***** Exercise data

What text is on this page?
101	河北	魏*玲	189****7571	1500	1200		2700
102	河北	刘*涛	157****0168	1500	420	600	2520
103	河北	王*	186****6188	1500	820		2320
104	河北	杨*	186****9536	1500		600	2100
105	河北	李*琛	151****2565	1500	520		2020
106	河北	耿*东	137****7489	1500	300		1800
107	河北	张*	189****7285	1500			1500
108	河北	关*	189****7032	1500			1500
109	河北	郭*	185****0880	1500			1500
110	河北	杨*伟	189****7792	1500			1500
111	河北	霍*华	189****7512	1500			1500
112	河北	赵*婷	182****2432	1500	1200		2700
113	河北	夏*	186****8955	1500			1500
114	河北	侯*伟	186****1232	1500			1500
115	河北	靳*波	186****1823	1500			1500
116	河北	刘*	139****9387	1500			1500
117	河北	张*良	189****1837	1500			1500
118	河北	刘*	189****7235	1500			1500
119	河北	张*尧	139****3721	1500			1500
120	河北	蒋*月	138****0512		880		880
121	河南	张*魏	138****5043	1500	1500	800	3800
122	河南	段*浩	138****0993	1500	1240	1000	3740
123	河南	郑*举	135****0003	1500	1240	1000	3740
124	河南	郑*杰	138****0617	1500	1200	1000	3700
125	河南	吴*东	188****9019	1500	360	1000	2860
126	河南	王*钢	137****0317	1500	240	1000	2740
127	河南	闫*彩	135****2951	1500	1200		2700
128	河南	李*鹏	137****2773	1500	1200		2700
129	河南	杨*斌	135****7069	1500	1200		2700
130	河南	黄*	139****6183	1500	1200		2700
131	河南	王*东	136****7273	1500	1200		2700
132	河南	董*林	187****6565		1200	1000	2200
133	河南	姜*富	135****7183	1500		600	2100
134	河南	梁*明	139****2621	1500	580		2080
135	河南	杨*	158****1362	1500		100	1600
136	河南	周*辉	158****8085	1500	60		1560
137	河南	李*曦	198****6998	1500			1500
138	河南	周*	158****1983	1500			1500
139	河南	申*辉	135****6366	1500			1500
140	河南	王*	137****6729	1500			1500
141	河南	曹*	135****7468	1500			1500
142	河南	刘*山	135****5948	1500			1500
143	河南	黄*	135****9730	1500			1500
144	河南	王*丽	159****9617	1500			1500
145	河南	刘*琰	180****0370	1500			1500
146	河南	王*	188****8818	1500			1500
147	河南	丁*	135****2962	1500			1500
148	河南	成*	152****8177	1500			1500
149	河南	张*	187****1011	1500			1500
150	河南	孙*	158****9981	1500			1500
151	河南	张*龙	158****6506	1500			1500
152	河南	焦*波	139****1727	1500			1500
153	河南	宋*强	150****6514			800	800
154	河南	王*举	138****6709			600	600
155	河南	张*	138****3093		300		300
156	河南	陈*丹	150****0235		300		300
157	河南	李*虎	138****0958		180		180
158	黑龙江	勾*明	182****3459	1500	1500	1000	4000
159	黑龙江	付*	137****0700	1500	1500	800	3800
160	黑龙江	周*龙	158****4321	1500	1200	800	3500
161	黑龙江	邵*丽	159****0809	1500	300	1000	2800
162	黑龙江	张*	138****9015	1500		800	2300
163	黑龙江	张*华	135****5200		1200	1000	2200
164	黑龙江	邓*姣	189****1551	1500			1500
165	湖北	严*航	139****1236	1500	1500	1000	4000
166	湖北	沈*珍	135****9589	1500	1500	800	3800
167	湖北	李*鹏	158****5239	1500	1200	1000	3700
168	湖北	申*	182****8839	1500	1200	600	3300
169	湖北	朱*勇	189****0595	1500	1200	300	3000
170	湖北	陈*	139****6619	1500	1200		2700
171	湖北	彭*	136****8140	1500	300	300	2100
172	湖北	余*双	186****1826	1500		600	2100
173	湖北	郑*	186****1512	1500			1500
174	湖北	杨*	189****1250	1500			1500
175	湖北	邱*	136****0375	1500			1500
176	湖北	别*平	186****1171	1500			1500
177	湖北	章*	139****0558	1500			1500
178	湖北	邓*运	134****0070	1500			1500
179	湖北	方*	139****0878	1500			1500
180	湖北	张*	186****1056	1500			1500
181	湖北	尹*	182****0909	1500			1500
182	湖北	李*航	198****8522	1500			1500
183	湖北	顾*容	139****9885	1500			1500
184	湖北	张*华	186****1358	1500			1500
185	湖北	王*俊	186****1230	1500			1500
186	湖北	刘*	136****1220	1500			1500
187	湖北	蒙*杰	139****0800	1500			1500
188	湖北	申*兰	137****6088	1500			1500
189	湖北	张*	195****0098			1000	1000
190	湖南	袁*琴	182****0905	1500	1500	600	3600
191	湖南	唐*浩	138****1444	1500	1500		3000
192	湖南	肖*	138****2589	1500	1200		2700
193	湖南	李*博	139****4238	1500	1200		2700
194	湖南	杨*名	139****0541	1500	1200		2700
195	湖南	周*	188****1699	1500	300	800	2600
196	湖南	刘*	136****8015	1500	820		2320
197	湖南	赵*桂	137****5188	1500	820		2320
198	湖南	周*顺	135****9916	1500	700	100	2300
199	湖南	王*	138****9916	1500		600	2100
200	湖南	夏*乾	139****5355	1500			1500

**********

▶ _Aim_: Repeat the material in full, exactly as it stands.

▶ _Answer for this exercise_:
What text is on this page?
101	河北	魏*玲	189****7571	1500	1200		2700
102	河北	刘*涛	157****0168	1500	420	600	2520
103	河北	王*	186****6188	1500	820		2320
104	河北	杨*	186****9536	1500		600	2100
105	河北	李*琛	151****2565	1500	520		2020
106	河北	耿*东	137****7489	1500	300		1800
107	河北	张*	189****7285	1500			1500
108	河北	关*	189****7032	1500			1500
109	河北	郭*	185****0880	1500			1500
110	河北	杨*伟	189****7792	1500			1500
111	河北	霍*华	189****7512	1500			1500
112	河北	赵*婷	182****2432	1500	1200		2700
113	河北	夏*	186****8955	1500			1500
114	河北	侯*伟	186****1232	1500			1500
115	河北	靳*波	186****1823	1500			1500
116	河北	刘*	139****9387	1500			1500
117	河北	张*良	189****1837	1500			1500
118	河北	刘*	189****7235	1500			1500
119	河北	张*尧	139****3721	1500			1500
120	河北	蒋*月	138****0512		880		880
121	河南	张*魏	138****5043	1500	1500	800	3800
122	河南	段*浩	138****0993	1500	1240	1000	3740
123	河南	郑*举	135****0003	1500	1240	1000	3740
124	河南	郑*杰	138****0617	1500	1200	1000	3700
125	河南	吴*东	188****9019	1500	360	1000	2860
126	河南	王*钢	137****0317	1500	240	1000	2740
127	河南	闫*彩	135****2951	1500	1200		2700
128	河南	李*鹏	137****2773	1500	1200		2700
129	河南	杨*斌	135****7069	1500	1200		2700
130	河南	黄*	139****6183	1500	1200		2700
131	河南	王*东	136****7273	1500	1200		2700
132	河南	董*林	187****6565		1200	1000	2200
133	河南	姜*富	135****7183	1500		600	2100
134	河南	梁*明	139****2621	1500	580		2080
135	河南	杨*	158****1362	1500		100	1600
136	河南	周*辉	158****8085	1500	60		1560
137	河南	李*曦	198****6998	1500			1500
138	河南	周*	158****1983	1500			1500
139	河南	申*辉	135****6366	1500			1500
140	河南	王*	137****6729	1500			1500
141	河南	曹*	135****7468	1500			1500
142	河南	刘*山	135****5948	1500			1500
143	河南	黄*	135****9730	1500			1500
144	河南	王*丽	159****9617	1500			1500
145	河南	刘*琰	180****0370	1500			1500
146	河南	王*	188****8818	1500			1500
147	河南	丁*	135****2962	1500			1500
148	河南	成*	152****8177	1500			1500
149	河南	张*	187****1011	1500			1500
150	河南	孙*	158****9981	1500			1500
151	河南	张*龙	158****6506	1500			1500
152	河南	焦*波	139****1727	1500			1500
153	河南	宋*强	150****6514			800	800
154	河南	王*举	138****6709			600	600
155	河南	张*	138****3093		300		300
156	河南	陈*丹	150****0235		300		300
157	河南	李*虎	138****0958		180		180
158	黑龙江	勾*明	182****3459	1500	1500	1000	4000
159	黑龙江	付*	137****0700	1500	1500	800	3800
160	黑龙江	周*龙	158****4321	1500	1200	800	3500
161	黑龙江	邵*丽	159****0809	1500	300	1000	2800
162	黑龙江	张*	138****9015	1500		800	2300
163	黑龙江	张*华	135****5200		1200	1000	2200
164	黑龙江	邓*姣	189****1551	1500			1500
165	湖北	严*航	139****1236	1500	1500	1000	4000
166	湖北	沈*珍	135****9589	1500	1500	800	3800
167	湖北	李*鹏	158****5239	1500	1200	1000	3700
168	湖北	申*	182****8839	1500	1200	600	3300
169	湖北	朱*勇	189****0595	1500	1200	300	3000
170	湖北	陈*	139****6619	1500	1200		2700
171	湖北	彭*	136****8140	1500	300	300	2100
172	湖北	余*双	186****1826	1500		600	2100
173	湖北	郑*	186****1512	1500			1500
174	湖北	杨*	189****1250	1500			1500
175	湖北	邱*	136****0375	1500			1500
176	湖北	别*平	186****1171	1500			1500
177	湖北	章*	139****0558	1500			1500
178	湖北	邓*运	134****0070	1500			1500
179	湖北	方*	139****0878	1500			1500
180	湖北	张*	186****1056	1500			1500
181	湖北	尹*	182****0909	1500			1500
182	湖北	李*航	198****8522	1500			1500
183	湖北	顾*容	139****9885	1500			1500
184	湖北	张*华	186****1358	1500			1500
185	湖北	王*俊	186****1230	1500			1500
186	湖北	刘*	136****1220	1500			1500
187	湖北	蒙*杰	139****0800	1500			1500
188	湖北	申*兰	137****6088	1500			1500
189	湖北	张*	195****0098			1000	1000
190	湖南	袁*琴	182****0905	1500	1500	600	3600
191	湖南	唐*浩	138****1444	1500	1500		3000
192	湖南	肖*	138****2589	1500	1200		2700
193	湖南	李*博	139****4238	1500	1200		2700
194	湖南	杨*名	139****0541	1500	1200		2700
195	湖南	周*	188****1699	1500	300	800	2600
196	湖南	刘*	136****8015	1500	820		2320
197	湖南	赵*桂	137****5188	1500	820		2320
198	湖南	周*顺	135****9916	1500	700	100	2300
199	湖南	王*	138****9916	1500		600	2100
200	湖南	夏*乾	139****5355	1500			1500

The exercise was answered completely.